Extracted data entries.
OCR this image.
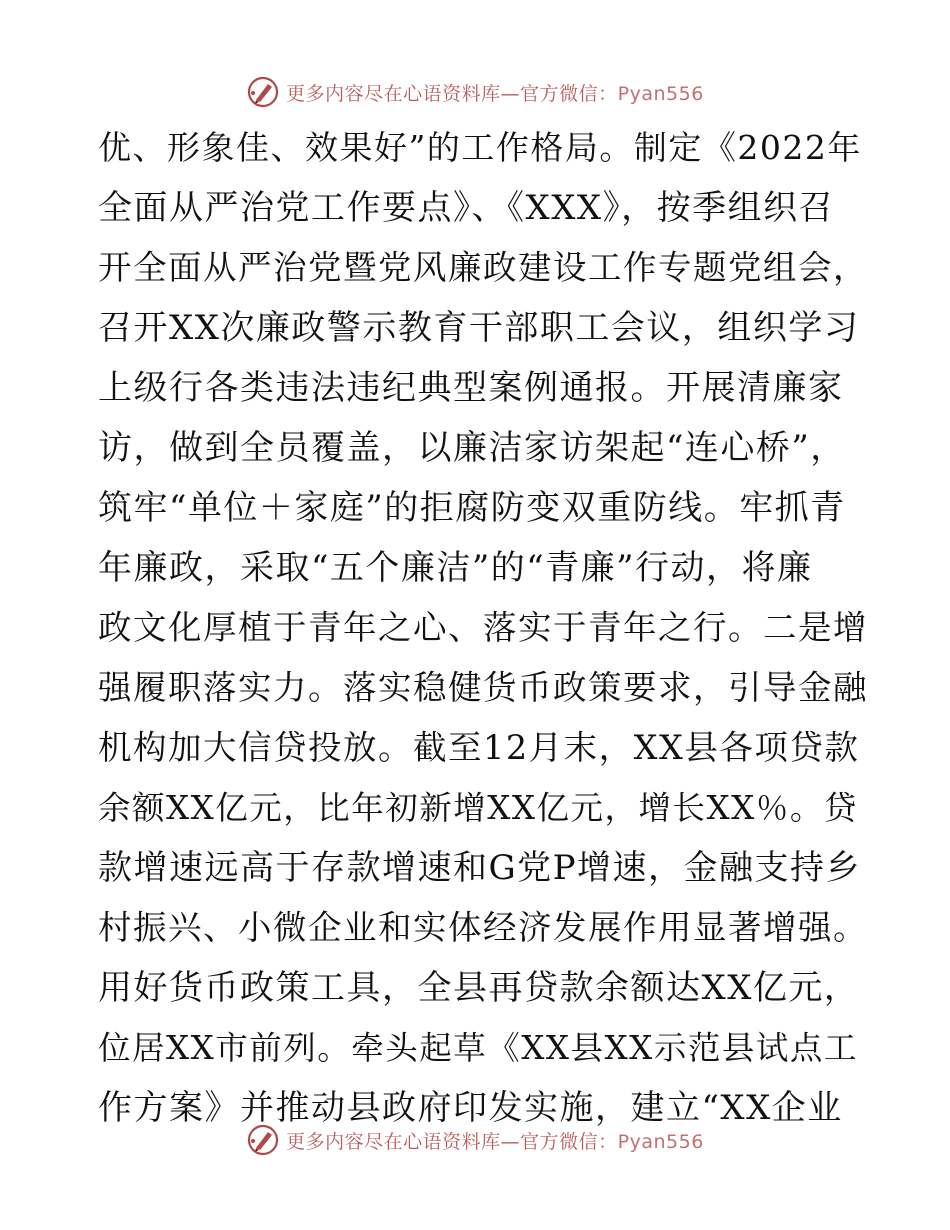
更多内容尽在心语资料库—官方微信：Pyan556
优、形象佳、效果好”的工作格局。制定《2022年
全面从严治党工作要点》、《XXX》，按季组织召
开全面从严治党暨党风廉政建设工作专题党组会，
召开XX次廉政警示教育干部职工会议，组织学习
上级行各类违法违纪典型案例通报。开展清廉家
访，做到全员覆盖，以廉洁家访架起“连心桥”，
筑牢“单位＋家庭”的拒腐防变双重防线。牢抓青
年廉政，采取“五个廉洁”的“青廉”行动，将廉
政文化厚植于青年之心、落实于青年之行。二是增
强履职落实力。落实稳健货币政策要求，引导金融
机构加大信贷投放。截至12月末，XX县各项贷款
余额XX亿元，比年初新增XX亿元，增长XX％。贷
款增速远高于存款增速和G党P增速，金融支持乡
村振兴、小微企业和实体经济发展作用显著增强。
用好货币政策工具，全县再贷款余额达XX亿元，
位居XX市前列。牵头起草《XX县XX示范县试点工
作方案》并推动县政府印发实施，建立“XX企业
更多内容尽在心语资料库—官方微信：Pyan556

Your instructions.
Set down all the data again exactly as above, pictures excluded.

Result below.
OCR this image.
更多内容尽在心语资料库—官方微信：Pyan556
优、形象佳、效果好”的工作格局。制定《2022年
全面从严治党工作要点》、《XXX》，按季组织召
开全面从严治党暨党风廉政建设工作专题党组会，
召开XX次廉政警示教育干部职工会议，组织学习
上级行各类违法违纪典型案例通报。开展清廉家
访，做到全员覆盖，以廉洁家访架起“连心桥”，
筑牢“单位＋家庭”的拒腐防变双重防线。牢抓青
年廉政，采取“五个廉洁”的“青廉”行动，将廉
政文化厚植于青年之心、落实于青年之行。二是增
强履职落实力。落实稳健货币政策要求，引导金融
机构加大信贷投放。截至12月末，XX县各项贷款
余额XX亿元，比年初新增XX亿元，增长XX％。贷
款增速远高于存款增速和G党P增速，金融支持乡
村振兴、小微企业和实体经济发展作用显著增强。
用好货币政策工具，全县再贷款余额达XX亿元，
位居XX市前列。牵头起草《XX县XX示范县试点工
作方案》并推动县政府印发实施，建立“XX企业
更多内容尽在心语资料库—官方微信：Pyan556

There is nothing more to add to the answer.